● **Supplied records**
------------------------------

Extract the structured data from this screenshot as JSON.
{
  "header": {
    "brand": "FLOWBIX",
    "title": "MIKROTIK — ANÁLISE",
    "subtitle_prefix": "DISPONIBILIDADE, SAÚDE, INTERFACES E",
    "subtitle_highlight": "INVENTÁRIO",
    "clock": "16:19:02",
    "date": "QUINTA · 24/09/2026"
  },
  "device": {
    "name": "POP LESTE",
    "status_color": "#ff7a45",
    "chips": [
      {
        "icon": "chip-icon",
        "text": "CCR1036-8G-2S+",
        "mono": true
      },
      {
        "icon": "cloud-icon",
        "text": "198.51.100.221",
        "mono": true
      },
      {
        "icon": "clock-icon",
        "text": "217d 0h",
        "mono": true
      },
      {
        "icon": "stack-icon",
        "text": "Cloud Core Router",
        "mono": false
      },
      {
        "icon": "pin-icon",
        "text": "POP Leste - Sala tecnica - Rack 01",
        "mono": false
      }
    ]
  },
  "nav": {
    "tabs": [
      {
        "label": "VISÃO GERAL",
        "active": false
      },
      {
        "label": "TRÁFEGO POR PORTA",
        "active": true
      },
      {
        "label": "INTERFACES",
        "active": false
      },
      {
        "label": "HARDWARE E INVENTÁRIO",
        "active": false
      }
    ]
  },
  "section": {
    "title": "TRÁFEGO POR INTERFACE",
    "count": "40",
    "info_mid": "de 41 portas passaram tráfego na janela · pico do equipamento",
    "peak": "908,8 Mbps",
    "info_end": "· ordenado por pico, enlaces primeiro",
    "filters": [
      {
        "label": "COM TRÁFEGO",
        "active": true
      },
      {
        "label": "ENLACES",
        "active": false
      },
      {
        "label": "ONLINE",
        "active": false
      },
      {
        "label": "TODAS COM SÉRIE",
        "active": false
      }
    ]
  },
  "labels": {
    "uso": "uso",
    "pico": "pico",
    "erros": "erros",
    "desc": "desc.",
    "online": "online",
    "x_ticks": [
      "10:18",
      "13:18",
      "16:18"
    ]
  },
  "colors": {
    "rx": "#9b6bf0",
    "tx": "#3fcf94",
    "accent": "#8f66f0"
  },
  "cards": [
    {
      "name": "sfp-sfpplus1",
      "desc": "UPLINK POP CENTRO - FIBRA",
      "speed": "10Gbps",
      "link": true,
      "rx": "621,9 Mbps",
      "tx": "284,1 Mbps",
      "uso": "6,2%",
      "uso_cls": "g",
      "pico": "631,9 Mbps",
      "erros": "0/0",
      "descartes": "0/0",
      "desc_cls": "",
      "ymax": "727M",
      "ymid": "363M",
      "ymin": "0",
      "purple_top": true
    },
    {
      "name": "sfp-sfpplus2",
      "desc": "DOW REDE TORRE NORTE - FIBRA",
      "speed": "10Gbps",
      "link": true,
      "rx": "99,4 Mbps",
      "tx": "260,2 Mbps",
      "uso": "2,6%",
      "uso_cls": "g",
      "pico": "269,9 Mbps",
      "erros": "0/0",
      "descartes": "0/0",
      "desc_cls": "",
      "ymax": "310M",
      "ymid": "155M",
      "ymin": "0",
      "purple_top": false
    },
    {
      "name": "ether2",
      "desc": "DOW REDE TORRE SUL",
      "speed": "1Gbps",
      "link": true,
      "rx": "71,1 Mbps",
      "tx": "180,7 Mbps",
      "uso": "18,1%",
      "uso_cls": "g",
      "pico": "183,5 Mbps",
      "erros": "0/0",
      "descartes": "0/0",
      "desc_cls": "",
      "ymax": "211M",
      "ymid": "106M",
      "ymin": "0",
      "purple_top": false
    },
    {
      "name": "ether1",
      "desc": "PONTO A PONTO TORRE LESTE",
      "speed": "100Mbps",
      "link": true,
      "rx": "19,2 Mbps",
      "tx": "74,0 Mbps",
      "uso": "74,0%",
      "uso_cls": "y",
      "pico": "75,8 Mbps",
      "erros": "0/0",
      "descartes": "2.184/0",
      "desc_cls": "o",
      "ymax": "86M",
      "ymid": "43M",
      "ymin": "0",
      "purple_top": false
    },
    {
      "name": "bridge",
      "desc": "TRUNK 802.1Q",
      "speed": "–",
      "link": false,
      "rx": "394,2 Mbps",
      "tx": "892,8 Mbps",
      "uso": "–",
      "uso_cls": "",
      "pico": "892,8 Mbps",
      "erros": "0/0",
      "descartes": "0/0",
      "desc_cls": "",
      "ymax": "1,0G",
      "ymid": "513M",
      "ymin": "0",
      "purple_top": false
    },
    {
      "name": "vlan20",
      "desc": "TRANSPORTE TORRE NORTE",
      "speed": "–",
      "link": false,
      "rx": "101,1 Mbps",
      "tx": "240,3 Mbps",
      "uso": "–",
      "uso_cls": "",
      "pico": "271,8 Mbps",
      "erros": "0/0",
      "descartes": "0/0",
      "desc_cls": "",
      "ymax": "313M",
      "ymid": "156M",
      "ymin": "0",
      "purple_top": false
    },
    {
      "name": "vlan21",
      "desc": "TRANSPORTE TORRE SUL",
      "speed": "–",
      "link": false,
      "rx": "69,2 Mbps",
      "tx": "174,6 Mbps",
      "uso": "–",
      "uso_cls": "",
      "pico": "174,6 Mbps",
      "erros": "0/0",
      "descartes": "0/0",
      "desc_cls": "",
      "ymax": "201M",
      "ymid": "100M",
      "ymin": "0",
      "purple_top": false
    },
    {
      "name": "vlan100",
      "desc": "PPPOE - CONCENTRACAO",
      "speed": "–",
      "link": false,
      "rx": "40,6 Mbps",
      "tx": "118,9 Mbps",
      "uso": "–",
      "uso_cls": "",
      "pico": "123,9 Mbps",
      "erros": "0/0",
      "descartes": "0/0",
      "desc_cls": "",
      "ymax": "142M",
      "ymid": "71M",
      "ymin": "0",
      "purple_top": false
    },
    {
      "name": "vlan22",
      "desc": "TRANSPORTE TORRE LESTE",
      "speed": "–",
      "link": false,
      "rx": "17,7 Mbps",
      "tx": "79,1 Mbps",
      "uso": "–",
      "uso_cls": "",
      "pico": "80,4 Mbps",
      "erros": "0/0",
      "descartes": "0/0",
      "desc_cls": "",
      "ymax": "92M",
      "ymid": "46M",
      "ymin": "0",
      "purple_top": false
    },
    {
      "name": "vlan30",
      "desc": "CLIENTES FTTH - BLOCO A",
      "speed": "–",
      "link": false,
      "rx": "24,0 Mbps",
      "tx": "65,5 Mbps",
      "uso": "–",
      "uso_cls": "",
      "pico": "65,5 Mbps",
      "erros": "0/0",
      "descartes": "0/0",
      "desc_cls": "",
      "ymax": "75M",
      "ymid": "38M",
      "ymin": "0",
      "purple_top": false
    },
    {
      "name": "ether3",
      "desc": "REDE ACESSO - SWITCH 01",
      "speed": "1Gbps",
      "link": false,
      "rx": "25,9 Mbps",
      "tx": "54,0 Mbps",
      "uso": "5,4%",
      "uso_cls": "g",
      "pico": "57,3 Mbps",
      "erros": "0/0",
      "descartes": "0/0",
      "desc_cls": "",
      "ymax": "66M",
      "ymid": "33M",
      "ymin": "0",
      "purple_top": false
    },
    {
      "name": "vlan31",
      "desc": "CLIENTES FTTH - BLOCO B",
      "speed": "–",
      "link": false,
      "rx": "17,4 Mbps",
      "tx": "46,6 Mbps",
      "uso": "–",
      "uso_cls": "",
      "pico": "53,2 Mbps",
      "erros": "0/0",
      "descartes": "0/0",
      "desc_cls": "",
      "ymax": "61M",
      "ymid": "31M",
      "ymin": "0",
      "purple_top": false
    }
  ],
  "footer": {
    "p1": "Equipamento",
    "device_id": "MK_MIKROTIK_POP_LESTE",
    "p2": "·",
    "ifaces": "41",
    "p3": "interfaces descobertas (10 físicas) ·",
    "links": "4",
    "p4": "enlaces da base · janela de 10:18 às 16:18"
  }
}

------------------------------

Extract every line that has the string "BLOCO" in it.

● **Complete answer**
      "desc": "CLIENTES FTTH - BLOCO A",
      "desc": "CLIENTES FTTH - BLOCO B",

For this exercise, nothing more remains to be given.